-- START OF Dataset records --

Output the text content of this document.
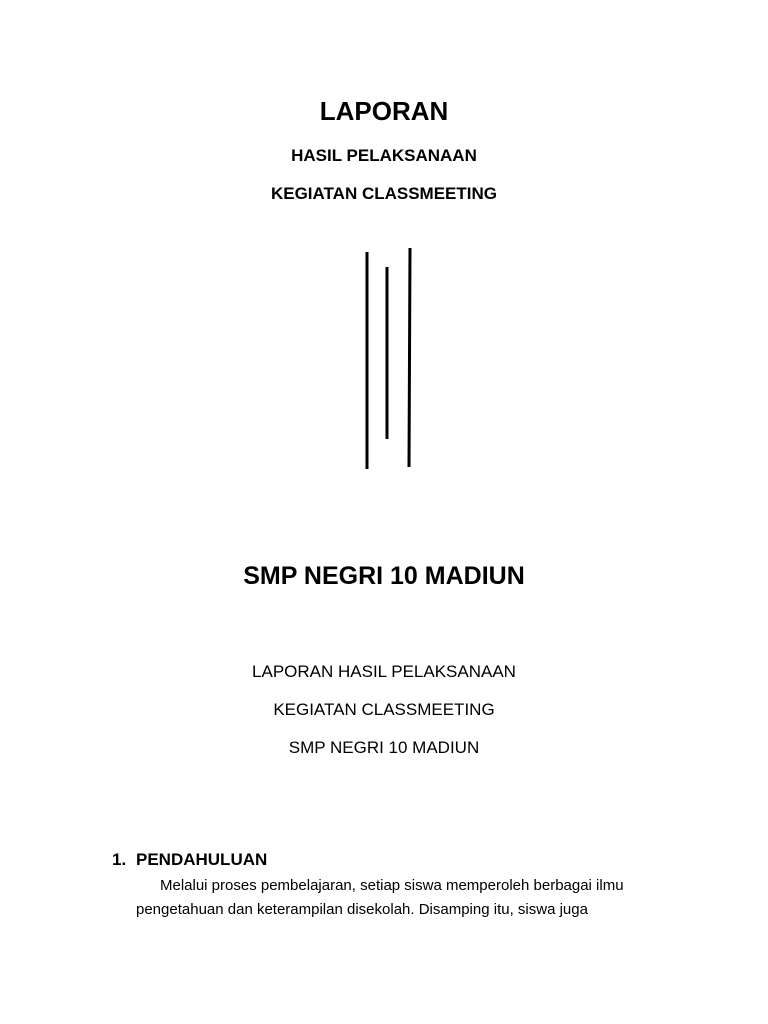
LAPORAN
HASIL PELAKSANAAN
KEGIATAN CLASSMEETING
SMP NEGRI 10 MADIUN
LAPORAN HASIL PELAKSANAAN
KEGIATAN CLASSMEETING
SMP NEGRI 10 MADIUN
1. PENDAHULUAN
Melalui proses pembelajaran, setiap siswa memperoleh berbagai ilmu
pengetahuan dan keterampilan disekolah. Disamping itu, siswa juga
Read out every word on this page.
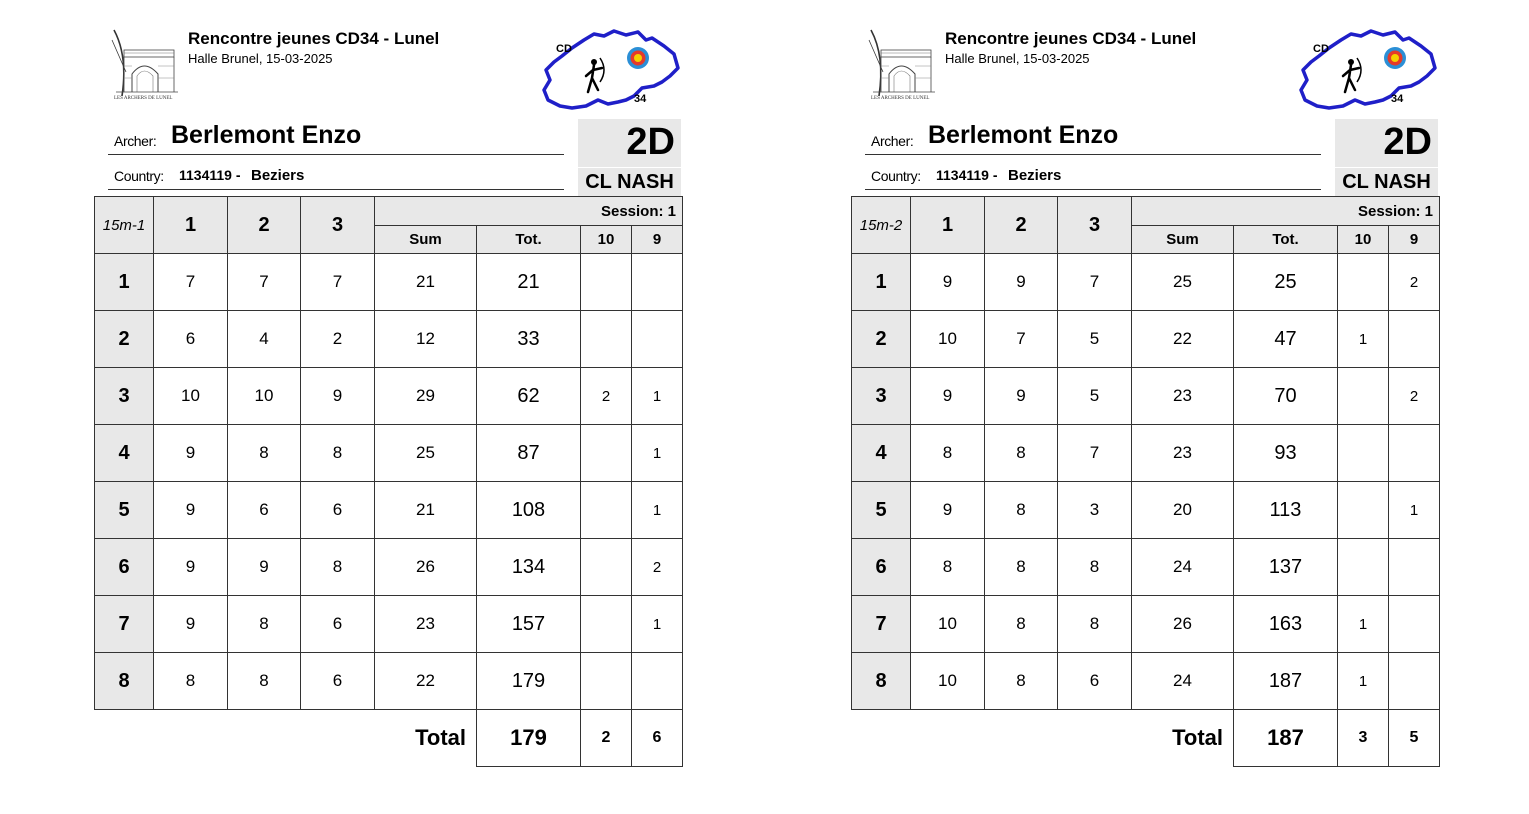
LES ARCHERS DE LUNEL
Rencontre jeunes CD34 - Lunel
Halle Brunel, 15-03-2025
CD
34
Archer: Berlemont Enzo
Country: 1134119 - Beziers
2D
CL NASH
15m-1	1	2	3	Session: 1			
				Sum	Tot.	10	9
1	7	7	7	21	21		
2	6	4	2	12	33		
3	10	10	9	29	62	2	1
4	9	8	8	25	87		1
5	9	6	6	21	108		1
6	9	9	8	26	134		2
7	9	8	6	23	157		1
8	8	8	6	22	179		
Total					179	2	6
LES ARCHERS DE LUNEL
Rencontre jeunes CD34 - Lunel
Halle Brunel, 15-03-2025
CD
34
Archer: Berlemont Enzo
Country: 1134119 - Beziers
2D
CL NASH
15m-2	1	2	3	Session: 1			
				Sum	Tot.	10	9
1	9	9	7	25	25		2
2	10	7	5	22	47	1	
3	9	9	5	23	70		2
4	8	8	7	23	93		
5	9	8	3	20	113		1
6	8	8	8	24	137		
7	10	8	8	26	163	1	
8	10	8	6	24	187	1	
Total					187	3	5
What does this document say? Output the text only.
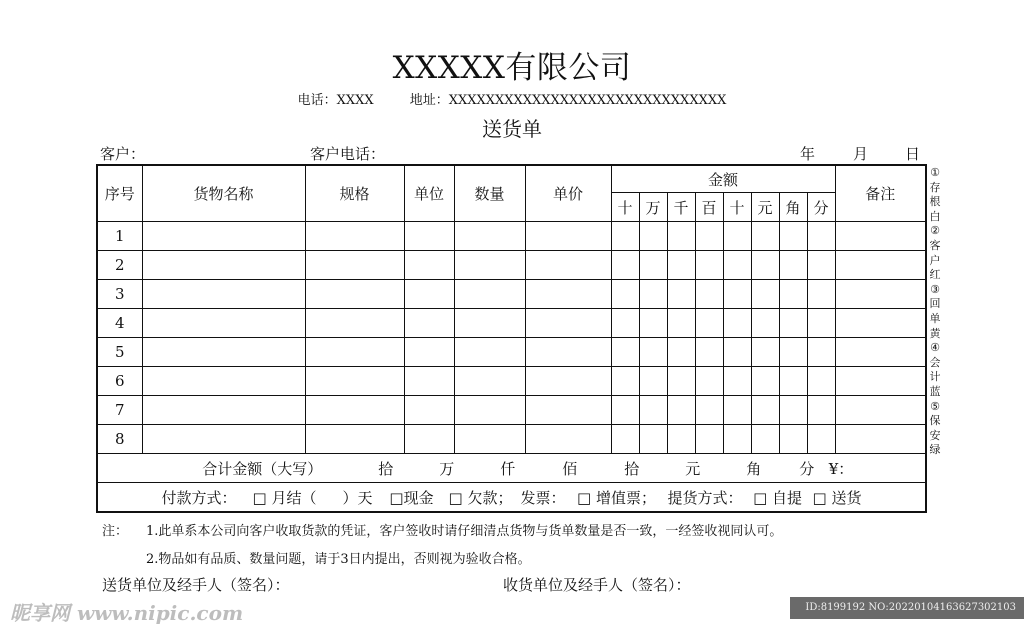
XXXXX有限公司
电话：XXXX	地址：XXXXXXXXXXXXXXXXXXXXXXXXXXXXXX
送货单
客户：	客户电话：	年	月 日
序号	货物名称	规格	单位	数量	单价	金额								备注
						十	万	千	百	十	元	角	分	
1														
2														
3														
4														
5														
6														
7														
8														
合计金额（大写） 拾 万 仟 佰 拾 元 角 分 ¥：														
付款方式： □ 月结（ ）天 □现金 □ 欠款； 发票： □ 增值票； 提货方式： □ 自提 □ 送货														
①
存
根
白
②
客
户
红
③
回
单
黄
④
会
计
蓝
⑤
保
安
绿
注： 1.此单系本公司向客户收取货款的凭证，客户签收时请仔细清点货物与货单数量是否一致，一经签收视同认可。
2.物品如有品质、数量问题，请于3日内提出，否则视为验收合格。
送货单位及经手人（签名）：	收货单位及经手人（签名）：
昵享网 www.nipic.com	ID:8199192 NO:20220104163627302103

-- END OF Dataset records --

Problem to work on - Write out again the lines from the one with "What does this" through the end of the records exactly, without any of the pictures.

Answer to the task -
What does this document say? Output the text only.
XXXXX有限公司
电话：XXXX	地址：XXXXXXXXXXXXXXXXXXXXXXXXXXXXXX
送货单
客户：	客户电话：	年	月 日
序号	货物名称	规格	单位	数量	单价	金额								备注
						十	万	千	百	十	元	角	分	
1														
2														
3														
4														
5														
6														
7														
8														
合计金额（大写） 拾 万 仟 佰 拾 元 角 分 ¥：														
付款方式： □ 月结（ ）天 □现金 □ 欠款； 发票： □ 增值票； 提货方式： □ 自提 □ 送货														
①
存
根
白
②
客
户
红
③
回
单
黄
④
会
计
蓝
⑤
保
安
绿
注： 1.此单系本公司向客户收取货款的凭证，客户签收时请仔细清点货物与货单数量是否一致，一经签收视同认可。
2.物品如有品质、数量问题，请于3日内提出，否则视为验收合格。
送货单位及经手人（签名）：	收货单位及经手人（签名）：
昵享网 www.nipic.com	ID:8199192 NO:20220104163627302103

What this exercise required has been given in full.